▶ **What you should do**
From the entries below, extract every line that includes the word "JSON".

═══ Provided records ═══

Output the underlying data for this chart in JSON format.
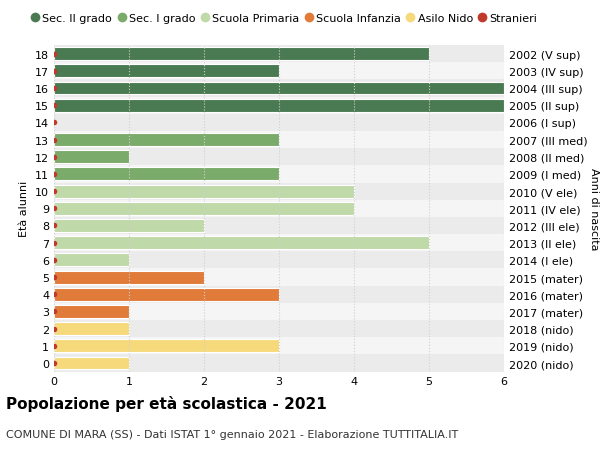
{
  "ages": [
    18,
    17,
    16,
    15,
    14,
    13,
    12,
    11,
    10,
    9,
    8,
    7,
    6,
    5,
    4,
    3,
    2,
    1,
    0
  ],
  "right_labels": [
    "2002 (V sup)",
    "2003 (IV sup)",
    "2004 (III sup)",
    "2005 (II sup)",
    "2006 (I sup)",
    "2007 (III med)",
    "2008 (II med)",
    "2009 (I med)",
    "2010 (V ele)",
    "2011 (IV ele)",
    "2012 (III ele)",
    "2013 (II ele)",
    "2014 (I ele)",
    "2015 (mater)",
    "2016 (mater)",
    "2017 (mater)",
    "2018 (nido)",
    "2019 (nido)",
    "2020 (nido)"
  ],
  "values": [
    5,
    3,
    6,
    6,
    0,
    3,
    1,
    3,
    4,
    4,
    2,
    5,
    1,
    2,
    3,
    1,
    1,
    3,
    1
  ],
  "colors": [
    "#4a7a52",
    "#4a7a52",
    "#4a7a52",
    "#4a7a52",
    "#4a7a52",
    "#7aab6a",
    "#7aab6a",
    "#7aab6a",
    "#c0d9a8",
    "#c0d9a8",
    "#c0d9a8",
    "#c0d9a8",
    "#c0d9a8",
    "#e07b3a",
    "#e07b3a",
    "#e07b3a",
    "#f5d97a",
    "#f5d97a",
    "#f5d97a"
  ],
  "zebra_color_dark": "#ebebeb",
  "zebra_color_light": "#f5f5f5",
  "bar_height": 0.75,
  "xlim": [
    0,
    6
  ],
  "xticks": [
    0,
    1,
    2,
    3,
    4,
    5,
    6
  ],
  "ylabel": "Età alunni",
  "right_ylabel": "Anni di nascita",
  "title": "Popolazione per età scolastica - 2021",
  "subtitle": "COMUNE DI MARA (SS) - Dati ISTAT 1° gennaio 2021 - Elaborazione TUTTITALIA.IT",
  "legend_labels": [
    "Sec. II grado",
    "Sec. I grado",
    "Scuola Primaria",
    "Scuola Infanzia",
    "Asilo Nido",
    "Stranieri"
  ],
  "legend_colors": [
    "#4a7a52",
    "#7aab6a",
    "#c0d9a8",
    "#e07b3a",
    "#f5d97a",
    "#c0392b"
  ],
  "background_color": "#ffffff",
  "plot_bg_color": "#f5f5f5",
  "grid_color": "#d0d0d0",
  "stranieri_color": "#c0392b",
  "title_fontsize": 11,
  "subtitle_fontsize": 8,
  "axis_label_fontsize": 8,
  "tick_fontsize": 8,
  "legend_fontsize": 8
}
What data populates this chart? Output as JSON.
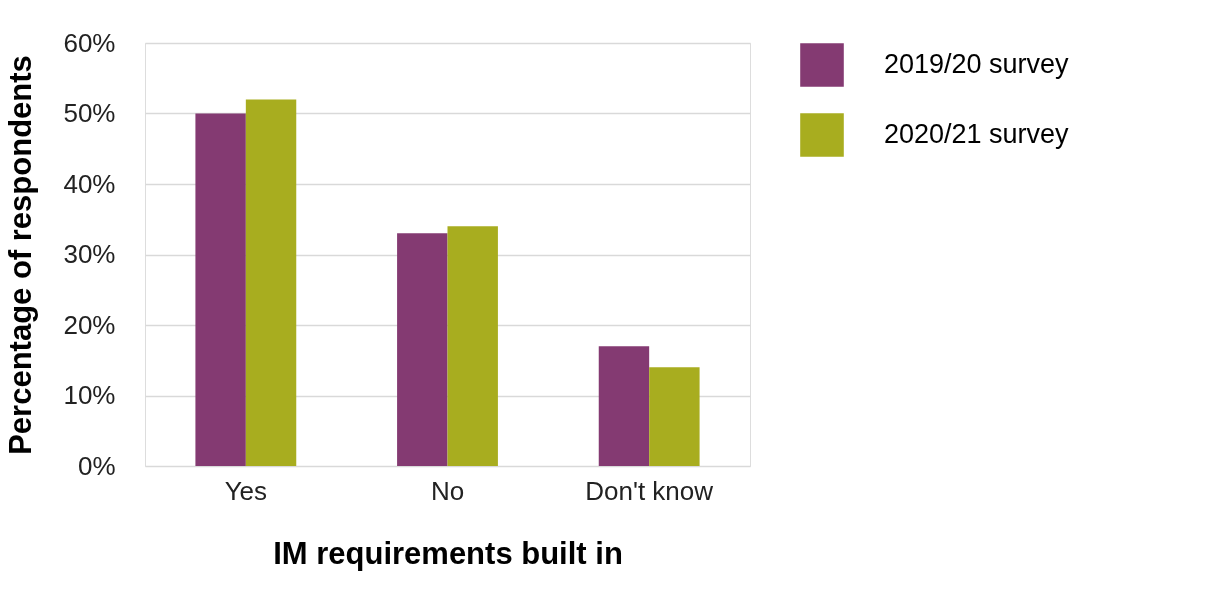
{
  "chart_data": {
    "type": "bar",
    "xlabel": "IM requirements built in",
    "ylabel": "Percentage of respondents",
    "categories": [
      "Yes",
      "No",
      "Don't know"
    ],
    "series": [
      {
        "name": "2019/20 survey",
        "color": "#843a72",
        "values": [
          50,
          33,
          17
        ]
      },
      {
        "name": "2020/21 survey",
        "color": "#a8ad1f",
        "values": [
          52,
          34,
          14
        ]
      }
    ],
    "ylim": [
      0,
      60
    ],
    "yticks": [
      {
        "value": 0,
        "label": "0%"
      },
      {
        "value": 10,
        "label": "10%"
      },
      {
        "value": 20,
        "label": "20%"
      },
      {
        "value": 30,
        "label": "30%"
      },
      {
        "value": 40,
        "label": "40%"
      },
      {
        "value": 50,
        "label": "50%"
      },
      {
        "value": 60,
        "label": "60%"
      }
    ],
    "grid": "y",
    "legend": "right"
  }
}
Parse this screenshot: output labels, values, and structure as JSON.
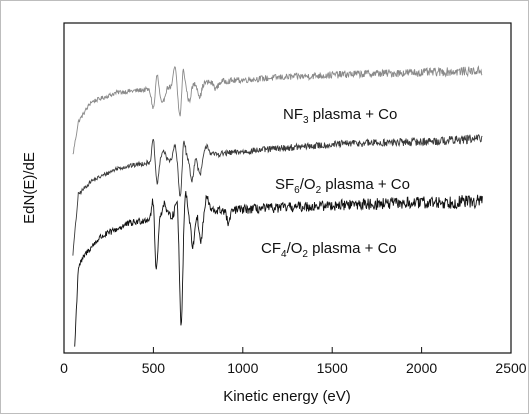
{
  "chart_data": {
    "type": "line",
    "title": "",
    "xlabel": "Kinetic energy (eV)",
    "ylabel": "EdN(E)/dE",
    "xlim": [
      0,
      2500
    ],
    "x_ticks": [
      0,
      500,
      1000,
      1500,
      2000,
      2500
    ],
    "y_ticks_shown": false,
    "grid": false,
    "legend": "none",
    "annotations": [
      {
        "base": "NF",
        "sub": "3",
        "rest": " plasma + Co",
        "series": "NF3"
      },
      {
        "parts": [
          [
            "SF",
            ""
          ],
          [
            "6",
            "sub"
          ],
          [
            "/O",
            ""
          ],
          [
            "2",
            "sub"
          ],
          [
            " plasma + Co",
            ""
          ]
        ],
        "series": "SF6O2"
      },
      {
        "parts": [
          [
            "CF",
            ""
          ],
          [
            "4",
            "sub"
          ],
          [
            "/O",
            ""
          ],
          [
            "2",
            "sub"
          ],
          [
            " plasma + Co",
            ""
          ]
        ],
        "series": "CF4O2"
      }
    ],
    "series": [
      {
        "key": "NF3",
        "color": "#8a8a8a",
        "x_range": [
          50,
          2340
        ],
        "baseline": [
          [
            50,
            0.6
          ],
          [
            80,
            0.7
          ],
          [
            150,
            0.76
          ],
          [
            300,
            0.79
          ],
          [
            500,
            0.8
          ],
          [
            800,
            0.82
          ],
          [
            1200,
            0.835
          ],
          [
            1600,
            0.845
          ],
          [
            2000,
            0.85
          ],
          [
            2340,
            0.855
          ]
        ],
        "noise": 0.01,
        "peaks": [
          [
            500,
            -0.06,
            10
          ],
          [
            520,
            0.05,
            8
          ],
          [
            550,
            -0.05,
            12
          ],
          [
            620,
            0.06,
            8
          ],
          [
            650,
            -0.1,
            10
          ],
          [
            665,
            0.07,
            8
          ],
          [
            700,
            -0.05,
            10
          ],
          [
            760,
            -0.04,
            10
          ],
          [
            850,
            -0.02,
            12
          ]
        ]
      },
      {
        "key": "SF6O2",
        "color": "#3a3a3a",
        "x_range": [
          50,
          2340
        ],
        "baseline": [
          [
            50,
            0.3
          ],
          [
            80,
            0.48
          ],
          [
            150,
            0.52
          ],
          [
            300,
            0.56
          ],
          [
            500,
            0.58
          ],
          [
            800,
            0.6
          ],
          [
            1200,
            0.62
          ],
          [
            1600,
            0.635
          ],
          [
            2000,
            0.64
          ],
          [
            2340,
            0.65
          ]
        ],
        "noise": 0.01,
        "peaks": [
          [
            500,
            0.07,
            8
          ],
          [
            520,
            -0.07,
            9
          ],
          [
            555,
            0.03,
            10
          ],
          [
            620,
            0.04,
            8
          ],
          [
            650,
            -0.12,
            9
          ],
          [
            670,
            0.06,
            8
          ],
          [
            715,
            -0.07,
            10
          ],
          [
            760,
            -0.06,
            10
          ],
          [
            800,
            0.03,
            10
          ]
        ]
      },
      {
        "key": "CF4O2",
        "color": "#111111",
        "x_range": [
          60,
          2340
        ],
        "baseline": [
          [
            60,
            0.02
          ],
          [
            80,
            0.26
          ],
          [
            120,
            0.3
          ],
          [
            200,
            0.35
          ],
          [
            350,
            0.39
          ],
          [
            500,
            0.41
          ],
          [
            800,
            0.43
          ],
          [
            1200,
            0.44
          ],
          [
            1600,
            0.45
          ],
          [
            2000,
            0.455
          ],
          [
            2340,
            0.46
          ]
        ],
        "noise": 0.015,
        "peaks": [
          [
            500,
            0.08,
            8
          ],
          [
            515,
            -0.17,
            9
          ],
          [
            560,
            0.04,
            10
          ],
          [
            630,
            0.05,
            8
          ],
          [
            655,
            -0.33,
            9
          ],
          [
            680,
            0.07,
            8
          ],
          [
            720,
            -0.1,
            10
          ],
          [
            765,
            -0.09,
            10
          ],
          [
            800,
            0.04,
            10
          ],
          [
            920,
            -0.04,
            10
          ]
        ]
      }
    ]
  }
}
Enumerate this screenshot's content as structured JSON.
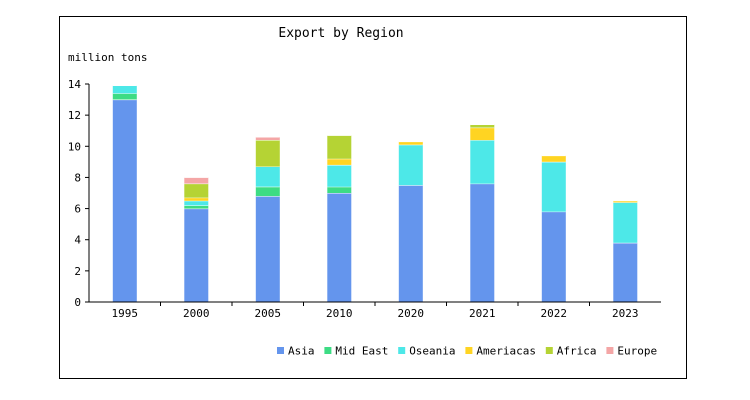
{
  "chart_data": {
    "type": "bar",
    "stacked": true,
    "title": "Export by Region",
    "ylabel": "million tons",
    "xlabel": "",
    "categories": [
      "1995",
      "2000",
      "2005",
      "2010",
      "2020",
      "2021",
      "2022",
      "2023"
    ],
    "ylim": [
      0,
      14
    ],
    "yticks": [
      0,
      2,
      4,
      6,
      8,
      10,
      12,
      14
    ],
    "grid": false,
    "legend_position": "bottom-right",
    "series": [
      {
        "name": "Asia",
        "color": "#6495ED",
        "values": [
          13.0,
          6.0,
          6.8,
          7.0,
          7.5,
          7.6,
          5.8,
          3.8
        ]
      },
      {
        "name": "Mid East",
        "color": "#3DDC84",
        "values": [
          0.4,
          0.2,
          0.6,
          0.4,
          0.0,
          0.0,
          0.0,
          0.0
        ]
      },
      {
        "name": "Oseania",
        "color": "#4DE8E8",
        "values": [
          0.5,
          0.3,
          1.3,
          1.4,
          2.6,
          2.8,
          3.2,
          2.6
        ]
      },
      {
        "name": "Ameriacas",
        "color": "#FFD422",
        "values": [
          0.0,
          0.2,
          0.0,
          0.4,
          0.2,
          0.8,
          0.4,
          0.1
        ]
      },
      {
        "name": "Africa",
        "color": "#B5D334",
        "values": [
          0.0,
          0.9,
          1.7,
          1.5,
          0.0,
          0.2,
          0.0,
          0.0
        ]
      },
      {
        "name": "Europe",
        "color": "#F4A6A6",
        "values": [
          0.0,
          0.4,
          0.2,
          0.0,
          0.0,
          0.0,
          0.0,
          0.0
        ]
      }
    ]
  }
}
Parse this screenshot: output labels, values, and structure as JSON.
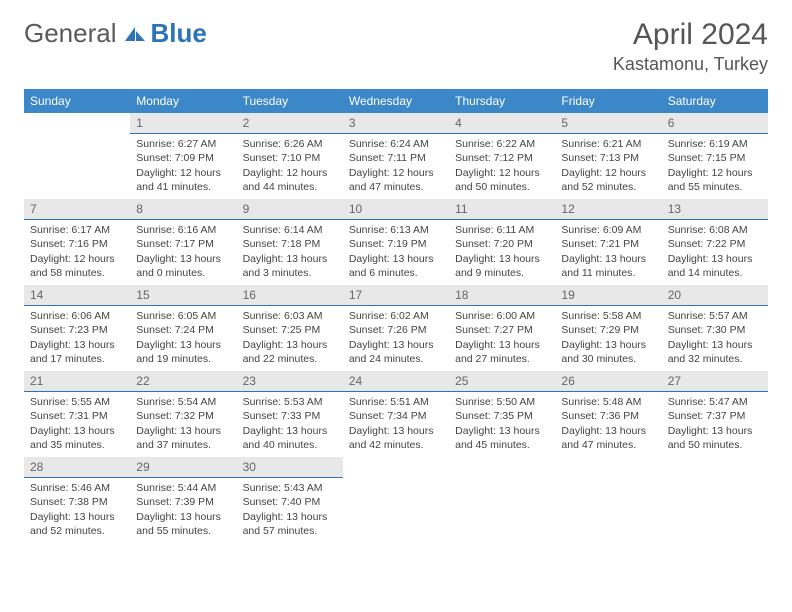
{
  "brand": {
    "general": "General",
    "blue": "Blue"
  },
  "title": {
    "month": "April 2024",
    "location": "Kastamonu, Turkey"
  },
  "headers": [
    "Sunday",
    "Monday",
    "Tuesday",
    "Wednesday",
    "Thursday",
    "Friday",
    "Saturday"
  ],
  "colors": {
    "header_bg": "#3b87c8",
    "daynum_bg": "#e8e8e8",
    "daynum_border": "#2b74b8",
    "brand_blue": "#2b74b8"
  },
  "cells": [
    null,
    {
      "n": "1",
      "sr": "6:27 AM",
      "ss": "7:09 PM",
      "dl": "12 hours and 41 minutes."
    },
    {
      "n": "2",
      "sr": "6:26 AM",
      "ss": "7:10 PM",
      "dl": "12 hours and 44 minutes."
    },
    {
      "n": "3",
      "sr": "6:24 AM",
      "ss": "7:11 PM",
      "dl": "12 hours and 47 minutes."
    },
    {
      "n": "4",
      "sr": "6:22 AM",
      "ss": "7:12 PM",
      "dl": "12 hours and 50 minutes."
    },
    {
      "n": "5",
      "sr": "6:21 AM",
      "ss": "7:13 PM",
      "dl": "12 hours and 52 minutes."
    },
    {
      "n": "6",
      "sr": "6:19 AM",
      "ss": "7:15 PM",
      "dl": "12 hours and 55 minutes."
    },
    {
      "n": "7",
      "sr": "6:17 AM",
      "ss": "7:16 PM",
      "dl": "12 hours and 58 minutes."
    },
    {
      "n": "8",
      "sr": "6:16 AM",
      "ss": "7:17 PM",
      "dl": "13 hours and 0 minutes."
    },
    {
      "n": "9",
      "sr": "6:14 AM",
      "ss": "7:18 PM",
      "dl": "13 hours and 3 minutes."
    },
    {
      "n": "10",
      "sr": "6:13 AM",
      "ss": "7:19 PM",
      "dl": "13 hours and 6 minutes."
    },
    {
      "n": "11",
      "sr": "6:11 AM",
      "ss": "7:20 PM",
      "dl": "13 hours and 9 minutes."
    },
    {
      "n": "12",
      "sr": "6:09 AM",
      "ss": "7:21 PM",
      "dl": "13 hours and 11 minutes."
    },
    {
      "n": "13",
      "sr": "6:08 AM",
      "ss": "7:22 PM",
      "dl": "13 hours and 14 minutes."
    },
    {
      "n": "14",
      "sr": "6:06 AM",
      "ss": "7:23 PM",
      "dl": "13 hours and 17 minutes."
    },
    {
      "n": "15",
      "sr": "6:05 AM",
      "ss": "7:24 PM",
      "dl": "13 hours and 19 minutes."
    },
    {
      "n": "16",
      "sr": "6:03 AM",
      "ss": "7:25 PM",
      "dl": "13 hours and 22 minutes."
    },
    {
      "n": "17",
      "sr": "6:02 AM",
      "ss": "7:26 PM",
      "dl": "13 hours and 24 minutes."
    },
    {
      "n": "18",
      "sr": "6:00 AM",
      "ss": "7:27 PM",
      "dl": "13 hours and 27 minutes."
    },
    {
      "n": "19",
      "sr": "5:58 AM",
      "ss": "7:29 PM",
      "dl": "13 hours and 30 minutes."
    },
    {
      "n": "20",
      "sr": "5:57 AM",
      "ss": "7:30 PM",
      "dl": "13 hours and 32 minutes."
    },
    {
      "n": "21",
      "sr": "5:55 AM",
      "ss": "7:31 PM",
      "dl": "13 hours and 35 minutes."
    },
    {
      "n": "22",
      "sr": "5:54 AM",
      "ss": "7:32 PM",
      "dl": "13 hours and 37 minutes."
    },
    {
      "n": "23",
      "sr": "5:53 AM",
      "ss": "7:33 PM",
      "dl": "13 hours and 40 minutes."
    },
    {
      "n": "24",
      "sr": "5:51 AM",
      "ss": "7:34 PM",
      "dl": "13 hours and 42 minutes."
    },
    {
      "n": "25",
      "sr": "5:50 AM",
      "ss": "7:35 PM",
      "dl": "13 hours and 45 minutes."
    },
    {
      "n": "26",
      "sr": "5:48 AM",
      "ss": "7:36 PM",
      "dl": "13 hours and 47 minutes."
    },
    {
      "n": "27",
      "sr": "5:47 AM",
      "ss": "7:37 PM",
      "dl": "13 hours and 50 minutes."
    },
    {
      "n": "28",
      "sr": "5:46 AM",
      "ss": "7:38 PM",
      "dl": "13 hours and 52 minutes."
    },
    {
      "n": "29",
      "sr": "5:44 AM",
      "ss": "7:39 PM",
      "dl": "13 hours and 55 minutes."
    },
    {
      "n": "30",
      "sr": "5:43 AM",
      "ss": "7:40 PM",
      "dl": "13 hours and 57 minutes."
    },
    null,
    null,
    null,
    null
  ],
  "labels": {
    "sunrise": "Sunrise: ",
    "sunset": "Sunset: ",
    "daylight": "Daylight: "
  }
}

═══

▶ **Response to this task**
Output the underlying data for this chart in JSON format.
What data populates this chart? Output as JSON.
Parse this screenshot: output labels, values, and structure as JSON.
Enumerate this screenshot's content as structured JSON.
Parse this screenshot: output labels, values, and structure as JSON.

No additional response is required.